[STATED PROBLEM] Scan the data. Collect each line that contains the word "content".

[SUPPLIED RECORDS]
+ + + + +

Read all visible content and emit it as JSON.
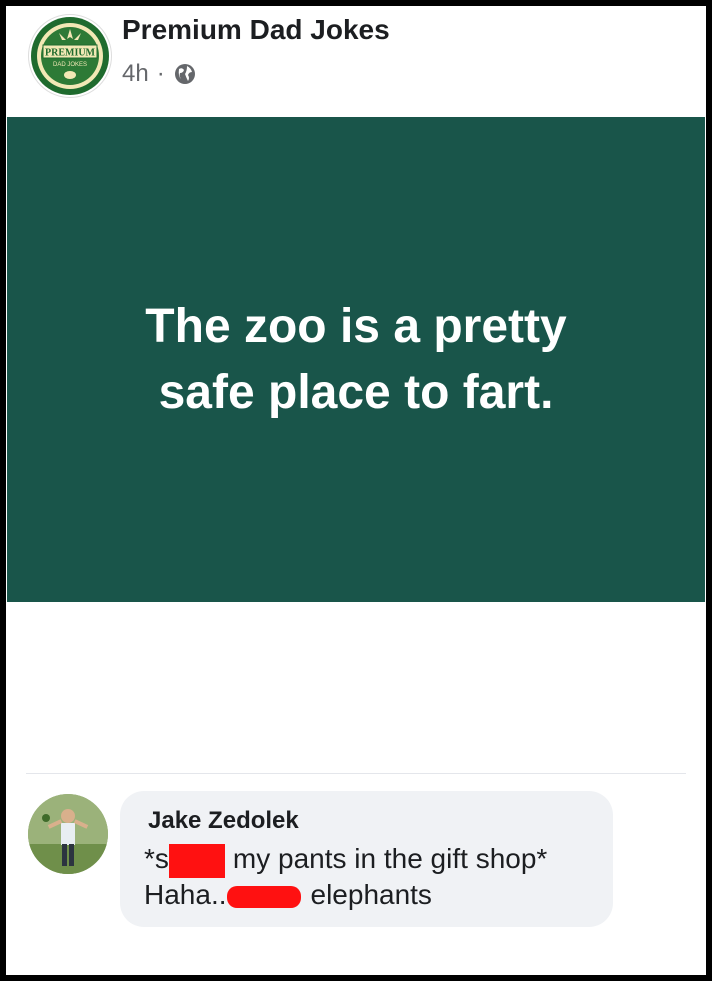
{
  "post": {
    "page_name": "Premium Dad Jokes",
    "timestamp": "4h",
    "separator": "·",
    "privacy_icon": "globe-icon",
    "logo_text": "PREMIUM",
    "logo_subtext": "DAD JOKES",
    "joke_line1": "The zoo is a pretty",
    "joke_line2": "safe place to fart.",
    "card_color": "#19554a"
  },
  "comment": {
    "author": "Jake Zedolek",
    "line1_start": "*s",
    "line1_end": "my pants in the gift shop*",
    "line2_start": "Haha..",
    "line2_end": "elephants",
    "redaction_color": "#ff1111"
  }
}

+ + + + +

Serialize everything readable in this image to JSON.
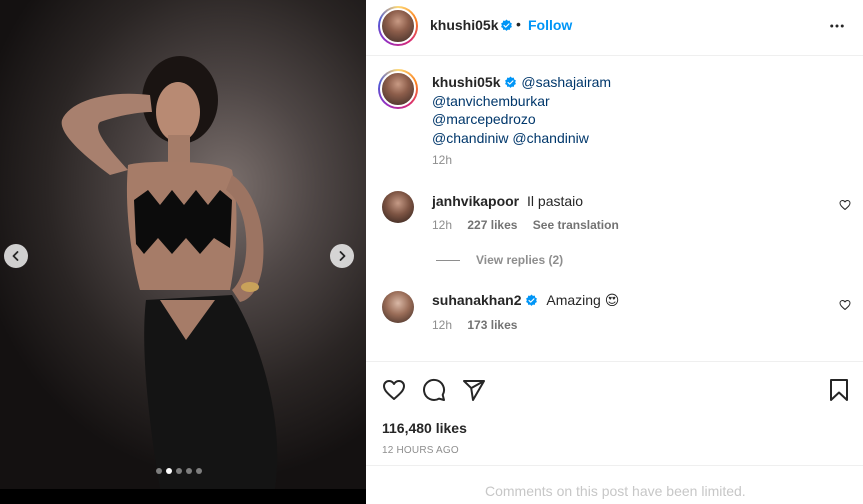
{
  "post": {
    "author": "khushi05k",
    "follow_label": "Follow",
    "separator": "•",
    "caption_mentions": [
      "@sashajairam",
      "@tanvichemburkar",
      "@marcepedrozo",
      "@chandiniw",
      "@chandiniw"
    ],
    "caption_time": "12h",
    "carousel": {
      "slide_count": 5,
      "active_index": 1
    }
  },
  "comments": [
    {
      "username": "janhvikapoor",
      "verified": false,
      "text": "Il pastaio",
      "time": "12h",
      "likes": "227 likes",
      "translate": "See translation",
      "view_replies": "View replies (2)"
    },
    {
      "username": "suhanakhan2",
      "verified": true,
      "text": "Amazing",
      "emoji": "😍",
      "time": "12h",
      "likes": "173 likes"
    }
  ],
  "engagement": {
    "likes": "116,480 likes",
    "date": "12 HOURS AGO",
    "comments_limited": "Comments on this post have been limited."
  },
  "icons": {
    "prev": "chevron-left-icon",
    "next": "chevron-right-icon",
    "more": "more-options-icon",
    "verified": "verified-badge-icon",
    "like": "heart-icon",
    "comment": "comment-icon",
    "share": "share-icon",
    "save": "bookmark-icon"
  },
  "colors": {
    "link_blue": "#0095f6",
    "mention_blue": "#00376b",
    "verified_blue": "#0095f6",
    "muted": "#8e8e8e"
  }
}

+ + + + +

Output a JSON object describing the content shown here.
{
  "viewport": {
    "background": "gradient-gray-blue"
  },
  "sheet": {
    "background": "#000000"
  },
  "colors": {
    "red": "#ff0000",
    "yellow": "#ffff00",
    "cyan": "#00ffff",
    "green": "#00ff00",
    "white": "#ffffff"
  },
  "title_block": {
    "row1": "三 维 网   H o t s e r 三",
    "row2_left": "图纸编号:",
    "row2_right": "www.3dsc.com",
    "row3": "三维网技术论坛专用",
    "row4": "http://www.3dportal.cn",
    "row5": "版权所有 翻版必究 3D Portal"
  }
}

+ + + + +

[SOLUTION FOR THIS EXERCISE]
Read all visible content and emit it as JSON.
Output a JSON object describing the content shown here.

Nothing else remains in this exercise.